What the task requires ▸ Copy every line of the records below verbatim, leaving out the pictures.

--- BEGIN Information provided ---

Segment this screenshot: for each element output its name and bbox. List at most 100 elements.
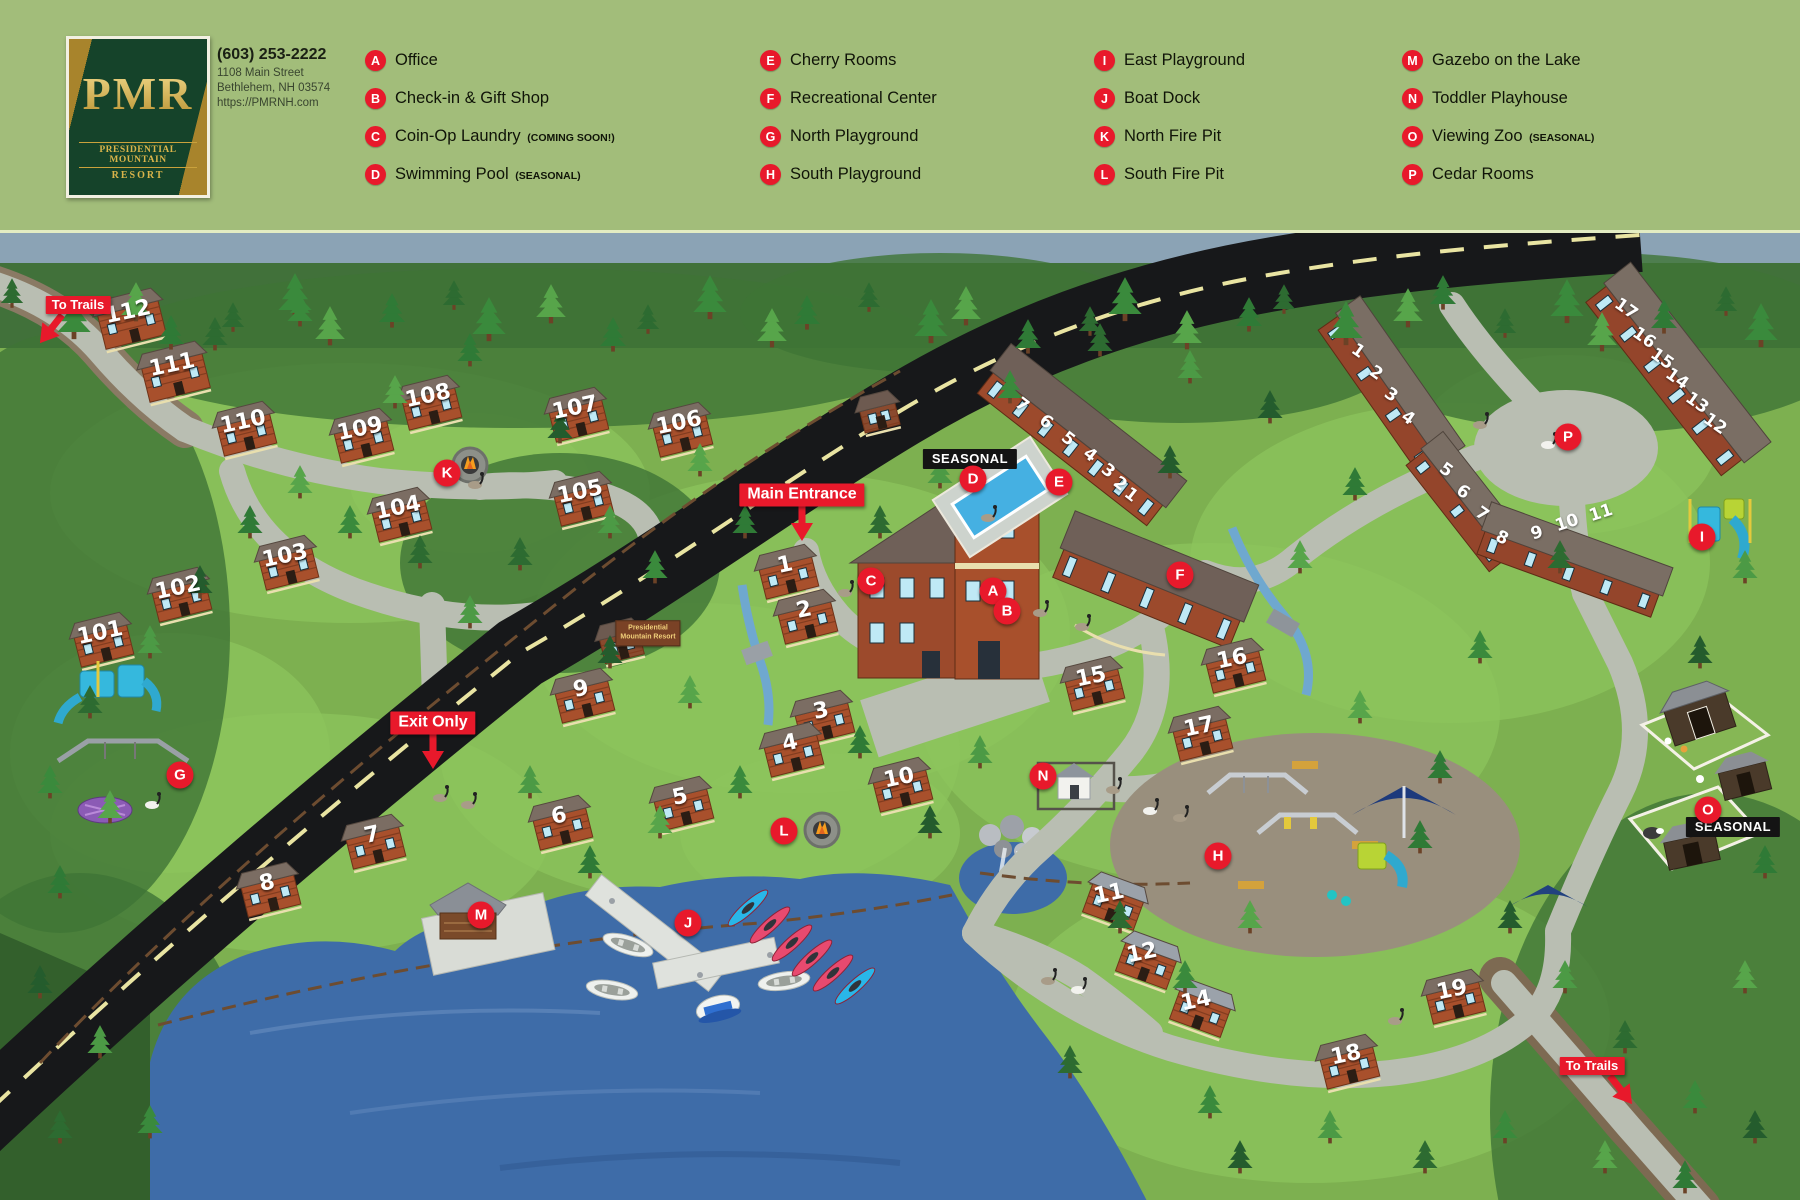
map-marker-c: C bbox=[857, 567, 885, 595]
north-fire-pit bbox=[451, 446, 489, 484]
map-marker-k: K bbox=[433, 459, 461, 487]
sign-to-trails-se: To Trails bbox=[1559, 1057, 1625, 1075]
trail-nw bbox=[0, 266, 204, 448]
address-line2: Bethlehem, NH 03574 bbox=[217, 82, 331, 94]
legend-label: Check-in & Gift Shop bbox=[395, 89, 550, 107]
legend-label: East Playground bbox=[1124, 51, 1246, 69]
legend-note: (SEASONAL) bbox=[1529, 132, 1595, 144]
kayaks bbox=[727, 889, 876, 1005]
map-marker-m: M bbox=[467, 901, 495, 929]
seasonal-tag-1: SEASONAL bbox=[922, 449, 1018, 469]
map-marker-g: G bbox=[166, 761, 194, 789]
legend-item-j: J Boat Dock bbox=[1094, 88, 1200, 109]
swimming-pool bbox=[931, 435, 1069, 559]
gazebo bbox=[420, 882, 556, 976]
map-marker-e: E bbox=[1045, 468, 1073, 496]
legend-label: Cedar Rooms bbox=[1432, 165, 1534, 183]
resort-logo: PMR PRESIDENTIAL MOUNTAIN RESORT bbox=[66, 36, 210, 198]
legend-badge-o: O bbox=[1402, 126, 1423, 147]
map-illustration bbox=[0, 233, 1800, 1200]
cabins bbox=[68, 287, 1487, 1094]
paddle-boat bbox=[695, 994, 742, 1023]
map-marker-p: P bbox=[1554, 423, 1582, 451]
creeks bbox=[737, 526, 1313, 726]
legend-badge-d: D bbox=[365, 164, 386, 185]
forest-trees bbox=[0, 273, 1778, 1194]
cedar-rooms-building-12-17 bbox=[1585, 261, 1772, 477]
legend-badge-m: M bbox=[1402, 50, 1423, 71]
map-marker-j: J bbox=[674, 909, 702, 937]
header: PMR PRESIDENTIAL MOUNTAIN RESORT (603) 2… bbox=[0, 0, 1800, 230]
legend-badge-f: F bbox=[760, 88, 781, 109]
legend-label: Boat Dock bbox=[1124, 89, 1201, 107]
legend-badge-l: L bbox=[1094, 164, 1115, 185]
legend-item-m: M Gazebo on the Lake bbox=[1402, 50, 1581, 71]
legend-item-a: A Office bbox=[365, 50, 438, 71]
legend-item-h: H South Playground bbox=[760, 164, 921, 185]
fences bbox=[38, 369, 1191, 1065]
boat-dock bbox=[584, 874, 780, 992]
legend-item-f: F Recreational Center bbox=[760, 88, 937, 109]
legend-item-e: E Cherry Rooms bbox=[760, 50, 896, 71]
legend-badge-g: G bbox=[760, 126, 781, 147]
logo-name-line1: PRESIDENTIAL MOUNTAIN bbox=[79, 142, 197, 168]
legend-item-p: P Cedar Rooms bbox=[1402, 164, 1534, 185]
logo-acronym: PMR bbox=[69, 67, 207, 120]
south-playground bbox=[1206, 761, 1588, 907]
map-marker-o: O bbox=[1694, 796, 1722, 824]
sign-main-entrance: Main Entrance bbox=[739, 483, 865, 507]
logo-name-line2: RESORT bbox=[111, 170, 165, 181]
legend-badge-i: I bbox=[1094, 50, 1115, 71]
sign-to-trails-nw: To Trails bbox=[45, 296, 111, 314]
legend-label: North Playground bbox=[790, 127, 919, 145]
legend-badge-e: E bbox=[760, 50, 781, 71]
legend-badge-n: N bbox=[1402, 88, 1423, 109]
legend-badge-a: A bbox=[365, 50, 386, 71]
sign-exit-only: Exit Only bbox=[390, 711, 476, 735]
map-marker-f: F bbox=[1166, 561, 1194, 589]
map-marker-h: H bbox=[1204, 842, 1232, 870]
legend-item-i: I East Playground bbox=[1094, 50, 1245, 71]
legend-badge-k: K bbox=[1094, 126, 1115, 147]
map-marker-n: N bbox=[1029, 762, 1057, 790]
legend-item-k: K North Fire Pit bbox=[1094, 126, 1221, 147]
cherry-rooms-building bbox=[976, 342, 1188, 527]
website-url: https://PMRNH.com bbox=[217, 97, 319, 109]
legend-note: (COMING SOON!) bbox=[527, 132, 615, 144]
legend-label: Swimming Pool (SEASONAL) bbox=[395, 165, 581, 183]
contact-info: (603) 253-2222 1108 Main Street Bethlehe… bbox=[217, 46, 330, 109]
legend-item-d: D Swimming Pool (SEASONAL) bbox=[365, 164, 581, 185]
legend-label: Coin-Op Laundry (COMING SOON!) bbox=[395, 127, 615, 145]
legend-label: Gazebo on the Lake bbox=[1432, 51, 1581, 69]
legend-badge-j: J bbox=[1094, 88, 1115, 109]
legend-item-b: B Check-in & Gift Shop bbox=[365, 88, 549, 109]
legend-item-c: C Coin-Op Laundry (COMING SOON!) bbox=[365, 126, 615, 147]
legend-label: North Fire Pit bbox=[1124, 127, 1222, 145]
geese bbox=[145, 412, 1557, 1025]
legend-item-g: G North Playground bbox=[760, 126, 918, 147]
legend-badge-b: B bbox=[365, 88, 386, 109]
legend-label: South Fire Pit bbox=[1124, 165, 1224, 183]
legend-badge-h: H bbox=[760, 164, 781, 185]
legend-label: South Playground bbox=[790, 165, 922, 183]
legend-badge-c: C bbox=[365, 126, 386, 147]
address-line1: 1108 Main Street bbox=[217, 67, 304, 79]
legend-badge-p: P bbox=[1402, 164, 1423, 185]
legend-label: Recreational Center bbox=[790, 89, 937, 107]
rowboats bbox=[585, 932, 811, 1001]
map-marker-l: L bbox=[770, 817, 798, 845]
legend-item-n: N Toddler Playhouse bbox=[1402, 88, 1568, 109]
shed-1 bbox=[854, 389, 902, 438]
legend-note: (SEASONAL) bbox=[515, 170, 581, 182]
map-marker-i: I bbox=[1688, 523, 1716, 551]
south-fire-pit bbox=[803, 811, 841, 849]
legend-label: Toddler Playhouse bbox=[1432, 89, 1568, 107]
legend-label: Office bbox=[395, 51, 438, 69]
map-marker-d: D bbox=[959, 465, 987, 493]
map-marker-b: B bbox=[993, 597, 1021, 625]
legend-item-l: L South Fire Pit bbox=[1094, 164, 1224, 185]
legend-label: Cherry Rooms bbox=[790, 51, 897, 69]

--- END Information provided ---

Solution to this exercise ▸
Segment this screenshot: for each element output its name and bbox. List at most 100 elements.
map-marker-c: C bbox=[857, 567, 885, 595]
north-fire-pit bbox=[451, 446, 489, 484]
map-marker-k: K bbox=[433, 459, 461, 487]
sign-to-trails-se: To Trails bbox=[1559, 1057, 1625, 1075]
trail-nw bbox=[0, 266, 204, 448]
address-line2: Bethlehem, NH 03574 bbox=[217, 82, 331, 94]
legend-label: Check-in & Gift Shop bbox=[395, 89, 550, 107]
legend-label: East Playground bbox=[1124, 51, 1246, 69]
legend-note: (SEASONAL) bbox=[1529, 132, 1595, 144]
kayaks bbox=[727, 889, 876, 1005]
map-marker-m: M bbox=[467, 901, 495, 929]
seasonal-tag-1: SEASONAL bbox=[922, 449, 1018, 469]
map-marker-g: G bbox=[166, 761, 194, 789]
legend-item-j: J Boat Dock bbox=[1094, 88, 1200, 109]
swimming-pool bbox=[931, 435, 1069, 559]
gazebo bbox=[420, 882, 556, 976]
map-marker-e: E bbox=[1045, 468, 1073, 496]
legend-label: Cedar Rooms bbox=[1432, 165, 1534, 183]
resort-logo: PMR PRESIDENTIAL MOUNTAIN RESORT bbox=[66, 36, 210, 198]
legend-badge-o: O bbox=[1402, 126, 1423, 147]
map-illustration bbox=[0, 233, 1800, 1200]
cabins bbox=[68, 287, 1487, 1094]
paddle-boat bbox=[695, 994, 742, 1023]
map-marker-p: P bbox=[1554, 423, 1582, 451]
creeks bbox=[737, 526, 1313, 726]
legend-badge-d: D bbox=[365, 164, 386, 185]
forest-trees bbox=[0, 273, 1778, 1194]
cedar-rooms-building-12-17 bbox=[1585, 261, 1772, 477]
legend-badge-m: M bbox=[1402, 50, 1423, 71]
map-marker-j: J bbox=[674, 909, 702, 937]
header: PMR PRESIDENTIAL MOUNTAIN RESORT (603) 2… bbox=[0, 0, 1800, 230]
legend-badge-f: F bbox=[760, 88, 781, 109]
legend-label: Boat Dock bbox=[1124, 89, 1201, 107]
legend-badge-l: L bbox=[1094, 164, 1115, 185]
legend-item-m: M Gazebo on the Lake bbox=[1402, 50, 1581, 71]
legend-item-a: A Office bbox=[365, 50, 438, 71]
legend-item-h: H South Playground bbox=[760, 164, 921, 185]
fences bbox=[38, 369, 1191, 1065]
boat-dock bbox=[584, 874, 780, 992]
legend-item-f: F Recreational Center bbox=[760, 88, 937, 109]
legend-item-e: E Cherry Rooms bbox=[760, 50, 896, 71]
legend-badge-g: G bbox=[760, 126, 781, 147]
logo-name-line1: PRESIDENTIAL MOUNTAIN bbox=[79, 142, 197, 168]
legend-item-p: P Cedar Rooms bbox=[1402, 164, 1534, 185]
logo-acronym: PMR bbox=[69, 67, 207, 120]
south-playground bbox=[1206, 761, 1588, 907]
map-marker-o: O bbox=[1694, 796, 1722, 824]
sign-main-entrance: Main Entrance bbox=[739, 483, 865, 507]
logo-name-line2: RESORT bbox=[111, 170, 165, 181]
legend-badge-i: I bbox=[1094, 50, 1115, 71]
sign-to-trails-nw: To Trails bbox=[45, 296, 111, 314]
legend-label: North Playground bbox=[790, 127, 919, 145]
legend-badge-e: E bbox=[760, 50, 781, 71]
legend-badge-n: N bbox=[1402, 88, 1423, 109]
legend-badge-a: A bbox=[365, 50, 386, 71]
sign-exit-only: Exit Only bbox=[390, 711, 476, 735]
map-marker-f: F bbox=[1166, 561, 1194, 589]
map-marker-h: H bbox=[1204, 842, 1232, 870]
legend-item-i: I East Playground bbox=[1094, 50, 1245, 71]
legend-badge-k: K bbox=[1094, 126, 1115, 147]
map-marker-n: N bbox=[1029, 762, 1057, 790]
legend-item-k: K North Fire Pit bbox=[1094, 126, 1221, 147]
cherry-rooms-building bbox=[976, 342, 1188, 527]
website-url: https://PMRNH.com bbox=[217, 97, 319, 109]
legend-note: (COMING SOON!) bbox=[527, 132, 615, 144]
legend-label: Swimming Pool (SEASONAL) bbox=[395, 165, 581, 183]
contact-info: (603) 253-2222 1108 Main Street Bethlehe… bbox=[217, 46, 330, 109]
legend-item-d: D Swimming Pool (SEASONAL) bbox=[365, 164, 581, 185]
legend-label: Coin-Op Laundry (COMING SOON!) bbox=[395, 127, 615, 145]
legend-label: Gazebo on the Lake bbox=[1432, 51, 1581, 69]
legend-badge-j: J bbox=[1094, 88, 1115, 109]
legend-item-b: B Check-in & Gift Shop bbox=[365, 88, 549, 109]
legend-item-c: C Coin-Op Laundry (COMING SOON!) bbox=[365, 126, 615, 147]
legend-label: North Fire Pit bbox=[1124, 127, 1222, 145]
geese bbox=[145, 412, 1557, 1025]
legend-item-g: G North Playground bbox=[760, 126, 918, 147]
legend-badge-b: B bbox=[365, 88, 386, 109]
legend-label: South Fire Pit bbox=[1124, 165, 1224, 183]
legend-badge-h: H bbox=[760, 164, 781, 185]
legend-label: South Playground bbox=[790, 165, 922, 183]
legend-badge-c: C bbox=[365, 126, 386, 147]
address-line1: 1108 Main Street bbox=[217, 67, 304, 79]
legend-badge-p: P bbox=[1402, 164, 1423, 185]
legend-label: Recreational Center bbox=[790, 89, 937, 107]
rowboats bbox=[585, 932, 811, 1001]
map-marker-l: L bbox=[770, 817, 798, 845]
legend-item-n: N Toddler Playhouse bbox=[1402, 88, 1568, 109]
shed-1 bbox=[854, 389, 902, 438]
legend-note: (SEASONAL) bbox=[515, 170, 581, 182]
map-marker-i: I bbox=[1688, 523, 1716, 551]
south-fire-pit bbox=[803, 811, 841, 849]
legend-label: Toddler Playhouse bbox=[1432, 89, 1568, 107]
legend-label: Office bbox=[395, 51, 438, 69]
map-marker-d: D bbox=[959, 465, 987, 493]
map-marker-b: B bbox=[993, 597, 1021, 625]
legend-item-l: L South Fire Pit bbox=[1094, 164, 1224, 185]
legend-label: Cherry Rooms bbox=[790, 51, 897, 69]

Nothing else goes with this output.